# Brief
Leave out the pictures and copy everything else in the entries exactly.

# Material to process
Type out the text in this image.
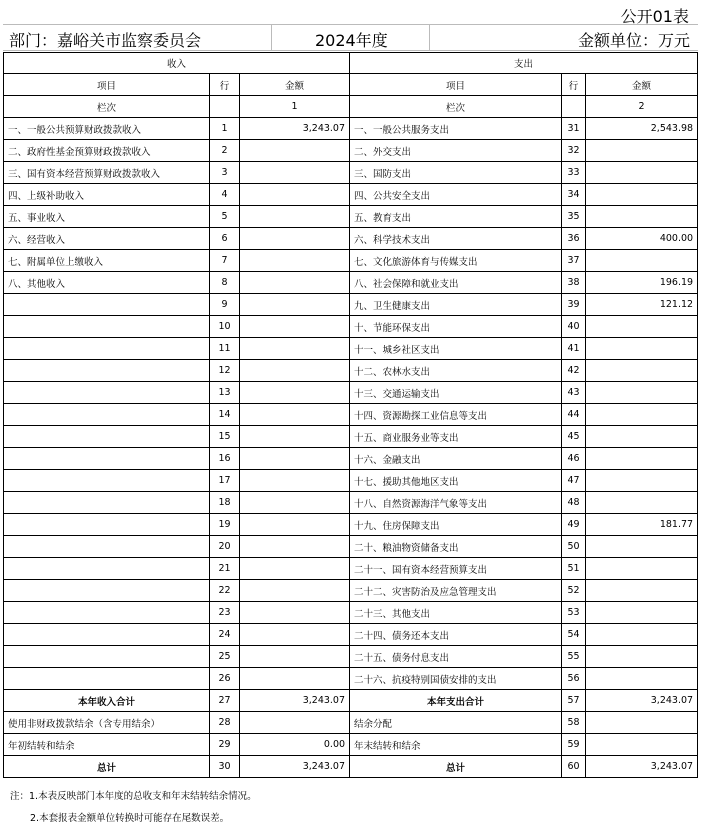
公开01表
部门：嘉峪关市监察委员会	2024年度	金额单位：万元
收入			支出		
项目	行	金额	项目	行	金额
栏次		1	栏次		2
一、一般公共预算财政拨款收入	1	3,243.07	一、一般公共服务支出	31	2,543.98
二、政府性基金预算财政拨款收入	2		二、外交支出	32	
三、国有资本经营预算财政拨款收入	3		三、国防支出	33	
四、上级补助收入	4		四、公共安全支出	34	
五、事业收入	5		五、教育支出	35	
六、经营收入	6		六、科学技术支出	36	400.00
七、附属单位上缴收入	7		七、文化旅游体育与传媒支出	37	
八、其他收入	8		八、社会保障和就业支出	38	196.19
	9		九、卫生健康支出	39	121.12
	10		十、节能环保支出	40	
	11		十一、城乡社区支出	41	
	12		十二、农林水支出	42	
	13		十三、交通运输支出	43	
	14		十四、资源勘探工业信息等支出	44	
	15		十五、商业服务业等支出	45	
	16		十六、金融支出	46	
	17		十七、援助其他地区支出	47	
	18		十八、自然资源海洋气象等支出	48	
	19		十九、住房保障支出	49	181.77
	20		二十、粮油物资储备支出	50	
	21		二十一、国有资本经营预算支出	51	
	22		二十二、灾害防治及应急管理支出	52	
	23		二十三、其他支出	53	
	24		二十四、债务还本支出	54	
	25		二十五、债务付息支出	55	
	26		二十六、抗疫特别国债安排的支出	56	
本年收入合计	27	3,243.07	本年支出合计	57	3,243.07
使用非财政拨款结余（含专用结余）	28		结余分配	58	
年初结转和结余	29	0.00	年末结转和结余	59	
总计	30	3,243.07	总计	60	3,243.07
注：1.本表反映部门本年度的总收支和年末结转结余情况。
2.本套报表金额单位转换时可能存在尾数误差。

# Finished exercise
Type out the text in this image.
公开01表
部门：嘉峪关市监察委员会	2024年度	金额单位：万元
收入			支出		
项目	行	金额	项目	行	金额
栏次		1	栏次		2
一、一般公共预算财政拨款收入	1	3,243.07	一、一般公共服务支出	31	2,543.98
二、政府性基金预算财政拨款收入	2		二、外交支出	32	
三、国有资本经营预算财政拨款收入	3		三、国防支出	33	
四、上级补助收入	4		四、公共安全支出	34	
五、事业收入	5		五、教育支出	35	
六、经营收入	6		六、科学技术支出	36	400.00
七、附属单位上缴收入	7		七、文化旅游体育与传媒支出	37	
八、其他收入	8		八、社会保障和就业支出	38	196.19
	9		九、卫生健康支出	39	121.12
	10		十、节能环保支出	40	
	11		十一、城乡社区支出	41	
	12		十二、农林水支出	42	
	13		十三、交通运输支出	43	
	14		十四、资源勘探工业信息等支出	44	
	15		十五、商业服务业等支出	45	
	16		十六、金融支出	46	
	17		十七、援助其他地区支出	47	
	18		十八、自然资源海洋气象等支出	48	
	19		十九、住房保障支出	49	181.77
	20		二十、粮油物资储备支出	50	
	21		二十一、国有资本经营预算支出	51	
	22		二十二、灾害防治及应急管理支出	52	
	23		二十三、其他支出	53	
	24		二十四、债务还本支出	54	
	25		二十五、债务付息支出	55	
	26		二十六、抗疫特别国债安排的支出	56	
本年收入合计	27	3,243.07	本年支出合计	57	3,243.07
使用非财政拨款结余（含专用结余）	28		结余分配	58	
年初结转和结余	29	0.00	年末结转和结余	59	
总计	30	3,243.07	总计	60	3,243.07
注：1.本表反映部门本年度的总收支和年末结转结余情况。
2.本套报表金额单位转换时可能存在尾数误差。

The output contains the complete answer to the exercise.